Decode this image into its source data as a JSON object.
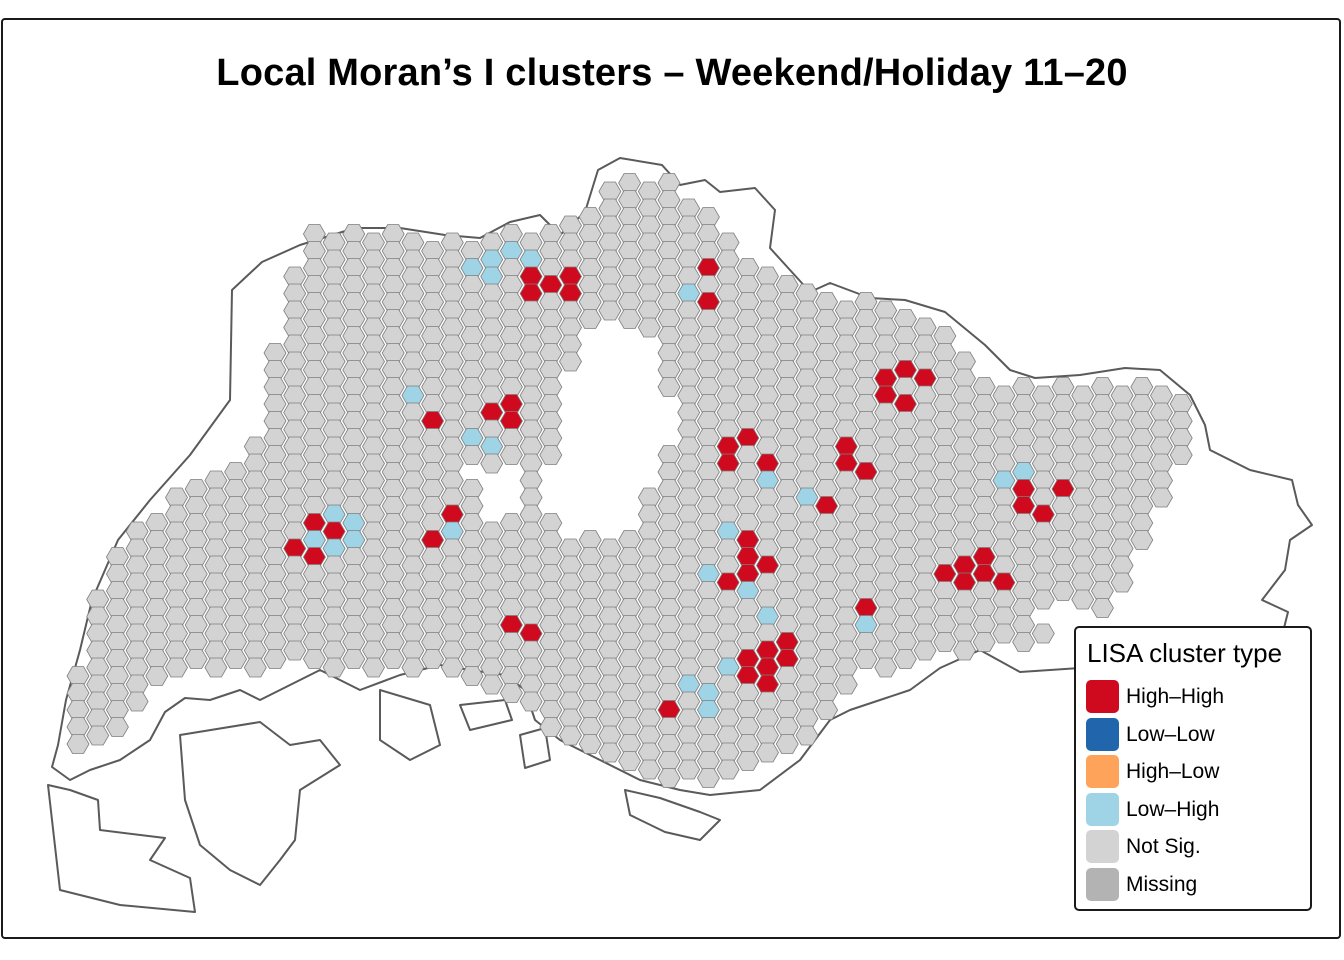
{
  "title": "Local Moran’s I clusters – Weekend/Holiday 11–20",
  "legend": {
    "title": "LISA cluster type",
    "items": [
      {
        "label": "High–High",
        "color": "#cf0a1e"
      },
      {
        "label": "Low–Low",
        "color": "#2166ac"
      },
      {
        "label": "High–Low",
        "color": "#fda45a"
      },
      {
        "label": "Low–High",
        "color": "#9fd3e6"
      },
      {
        "label": "Not Sig.",
        "color": "#d3d3d3"
      },
      {
        "label": "Missing",
        "color": "#b3b3b3"
      }
    ]
  },
  "colors": {
    "hex_border": "#7f7f7f",
    "coastline": "#5a5a5a"
  }
}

· · · ·

■ What is expected
Repeat the full listing above exactly, with no pictures in the copy.

■ Solution for this problem
Decode this image into its source data as a JSON object.
{
  "title": "Local Moran’s I clusters – Weekend/Holiday 11–20",
  "legend": {
    "title": "LISA cluster type",
    "items": [
      {
        "label": "High–High",
        "color": "#cf0a1e"
      },
      {
        "label": "Low–Low",
        "color": "#2166ac"
      },
      {
        "label": "High–Low",
        "color": "#fda45a"
      },
      {
        "label": "Low–High",
        "color": "#9fd3e6"
      },
      {
        "label": "Not Sig.",
        "color": "#d3d3d3"
      },
      {
        "label": "Missing",
        "color": "#b3b3b3"
      }
    ]
  },
  "colors": {
    "hex_border": "#7f7f7f",
    "coastline": "#5a5a5a"
  }
}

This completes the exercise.